The exercise | Quote all of the entries word for word.

-- begin Dataset records --

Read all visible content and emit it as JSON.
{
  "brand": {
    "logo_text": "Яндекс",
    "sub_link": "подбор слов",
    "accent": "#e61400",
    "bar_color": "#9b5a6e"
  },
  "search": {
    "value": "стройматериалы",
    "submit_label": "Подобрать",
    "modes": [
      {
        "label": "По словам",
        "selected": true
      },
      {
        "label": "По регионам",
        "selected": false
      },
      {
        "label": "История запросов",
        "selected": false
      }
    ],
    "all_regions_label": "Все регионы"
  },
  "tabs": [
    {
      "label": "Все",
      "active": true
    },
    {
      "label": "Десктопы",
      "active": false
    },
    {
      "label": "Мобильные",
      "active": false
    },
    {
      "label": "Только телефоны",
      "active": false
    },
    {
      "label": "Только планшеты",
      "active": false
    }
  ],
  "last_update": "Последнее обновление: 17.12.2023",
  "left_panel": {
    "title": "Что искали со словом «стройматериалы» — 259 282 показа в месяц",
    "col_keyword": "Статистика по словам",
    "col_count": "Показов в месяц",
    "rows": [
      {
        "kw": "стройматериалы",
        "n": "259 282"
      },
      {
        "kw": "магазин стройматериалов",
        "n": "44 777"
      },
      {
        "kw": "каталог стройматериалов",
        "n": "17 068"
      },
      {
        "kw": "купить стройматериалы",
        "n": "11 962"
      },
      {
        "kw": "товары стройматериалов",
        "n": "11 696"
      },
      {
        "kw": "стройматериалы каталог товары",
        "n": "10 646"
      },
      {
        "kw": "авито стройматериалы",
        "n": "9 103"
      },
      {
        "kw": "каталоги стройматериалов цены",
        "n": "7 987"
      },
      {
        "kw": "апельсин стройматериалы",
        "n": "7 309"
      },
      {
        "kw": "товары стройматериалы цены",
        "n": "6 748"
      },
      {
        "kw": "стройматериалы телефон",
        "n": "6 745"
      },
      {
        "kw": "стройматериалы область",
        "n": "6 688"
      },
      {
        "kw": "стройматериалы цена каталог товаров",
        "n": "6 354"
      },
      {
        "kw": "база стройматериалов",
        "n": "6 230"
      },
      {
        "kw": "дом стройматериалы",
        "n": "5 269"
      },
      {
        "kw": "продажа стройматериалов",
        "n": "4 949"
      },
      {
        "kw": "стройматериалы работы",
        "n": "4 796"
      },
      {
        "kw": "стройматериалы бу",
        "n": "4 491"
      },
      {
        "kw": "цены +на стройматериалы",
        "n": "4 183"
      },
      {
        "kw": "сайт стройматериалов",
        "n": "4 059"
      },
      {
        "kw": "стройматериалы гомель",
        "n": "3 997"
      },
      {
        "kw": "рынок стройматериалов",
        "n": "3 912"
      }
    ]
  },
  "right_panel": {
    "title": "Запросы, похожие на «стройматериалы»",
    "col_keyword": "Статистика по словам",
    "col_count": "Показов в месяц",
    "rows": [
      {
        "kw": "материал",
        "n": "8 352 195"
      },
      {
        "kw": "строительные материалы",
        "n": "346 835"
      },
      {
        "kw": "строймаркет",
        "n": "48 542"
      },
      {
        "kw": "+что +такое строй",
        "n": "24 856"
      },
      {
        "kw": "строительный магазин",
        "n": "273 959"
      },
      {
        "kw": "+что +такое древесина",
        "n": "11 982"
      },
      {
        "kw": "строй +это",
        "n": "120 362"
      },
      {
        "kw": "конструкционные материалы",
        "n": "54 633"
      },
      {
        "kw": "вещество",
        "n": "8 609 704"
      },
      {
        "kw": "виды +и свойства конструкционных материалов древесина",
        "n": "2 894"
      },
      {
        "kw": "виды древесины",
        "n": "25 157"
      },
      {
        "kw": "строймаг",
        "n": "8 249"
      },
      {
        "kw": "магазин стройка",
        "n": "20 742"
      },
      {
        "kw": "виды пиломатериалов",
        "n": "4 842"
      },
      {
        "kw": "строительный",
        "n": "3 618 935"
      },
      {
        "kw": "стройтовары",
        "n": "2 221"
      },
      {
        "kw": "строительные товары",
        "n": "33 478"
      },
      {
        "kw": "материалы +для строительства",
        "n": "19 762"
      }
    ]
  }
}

-- end Dataset records --

Output for this exercise |
Read all visible content and emit it as JSON.
{
  "brand": {
    "logo_text": "Яндекс",
    "sub_link": "подбор слов",
    "accent": "#e61400",
    "bar_color": "#9b5a6e"
  },
  "search": {
    "value": "стройматериалы",
    "submit_label": "Подобрать",
    "modes": [
      {
        "label": "По словам",
        "selected": true
      },
      {
        "label": "По регионам",
        "selected": false
      },
      {
        "label": "История запросов",
        "selected": false
      }
    ],
    "all_regions_label": "Все регионы"
  },
  "tabs": [
    {
      "label": "Все",
      "active": true
    },
    {
      "label": "Десктопы",
      "active": false
    },
    {
      "label": "Мобильные",
      "active": false
    },
    {
      "label": "Только телефоны",
      "active": false
    },
    {
      "label": "Только планшеты",
      "active": false
    }
  ],
  "last_update": "Последнее обновление: 17.12.2023",
  "left_panel": {
    "title": "Что искали со словом «стройматериалы» — 259 282 показа в месяц",
    "col_keyword": "Статистика по словам",
    "col_count": "Показов в месяц",
    "rows": [
      {
        "kw": "стройматериалы",
        "n": "259 282"
      },
      {
        "kw": "магазин стройматериалов",
        "n": "44 777"
      },
      {
        "kw": "каталог стройматериалов",
        "n": "17 068"
      },
      {
        "kw": "купить стройматериалы",
        "n": "11 962"
      },
      {
        "kw": "товары стройматериалов",
        "n": "11 696"
      },
      {
        "kw": "стройматериалы каталог товары",
        "n": "10 646"
      },
      {
        "kw": "авито стройматериалы",
        "n": "9 103"
      },
      {
        "kw": "каталоги стройматериалов цены",
        "n": "7 987"
      },
      {
        "kw": "апельсин стройматериалы",
        "n": "7 309"
      },
      {
        "kw": "товары стройматериалы цены",
        "n": "6 748"
      },
      {
        "kw": "стройматериалы телефон",
        "n": "6 745"
      },
      {
        "kw": "стройматериалы область",
        "n": "6 688"
      },
      {
        "kw": "стройматериалы цена каталог товаров",
        "n": "6 354"
      },
      {
        "kw": "база стройматериалов",
        "n": "6 230"
      },
      {
        "kw": "дом стройматериалы",
        "n": "5 269"
      },
      {
        "kw": "продажа стройматериалов",
        "n": "4 949"
      },
      {
        "kw": "стройматериалы работы",
        "n": "4 796"
      },
      {
        "kw": "стройматериалы бу",
        "n": "4 491"
      },
      {
        "kw": "цены +на стройматериалы",
        "n": "4 183"
      },
      {
        "kw": "сайт стройматериалов",
        "n": "4 059"
      },
      {
        "kw": "стройматериалы гомель",
        "n": "3 997"
      },
      {
        "kw": "рынок стройматериалов",
        "n": "3 912"
      }
    ]
  },
  "right_panel": {
    "title": "Запросы, похожие на «стройматериалы»",
    "col_keyword": "Статистика по словам",
    "col_count": "Показов в месяц",
    "rows": [
      {
        "kw": "материал",
        "n": "8 352 195"
      },
      {
        "kw": "строительные материалы",
        "n": "346 835"
      },
      {
        "kw": "строймаркет",
        "n": "48 542"
      },
      {
        "kw": "+что +такое строй",
        "n": "24 856"
      },
      {
        "kw": "строительный магазин",
        "n": "273 959"
      },
      {
        "kw": "+что +такое древесина",
        "n": "11 982"
      },
      {
        "kw": "строй +это",
        "n": "120 362"
      },
      {
        "kw": "конструкционные материалы",
        "n": "54 633"
      },
      {
        "kw": "вещество",
        "n": "8 609 704"
      },
      {
        "kw": "виды +и свойства конструкционных материалов древесина",
        "n": "2 894"
      },
      {
        "kw": "виды древесины",
        "n": "25 157"
      },
      {
        "kw": "строймаг",
        "n": "8 249"
      },
      {
        "kw": "магазин стройка",
        "n": "20 742"
      },
      {
        "kw": "виды пиломатериалов",
        "n": "4 842"
      },
      {
        "kw": "строительный",
        "n": "3 618 935"
      },
      {
        "kw": "стройтовары",
        "n": "2 221"
      },
      {
        "kw": "строительные товары",
        "n": "33 478"
      },
      {
        "kw": "материалы +для строительства",
        "n": "19 762"
      }
    ]
  }
}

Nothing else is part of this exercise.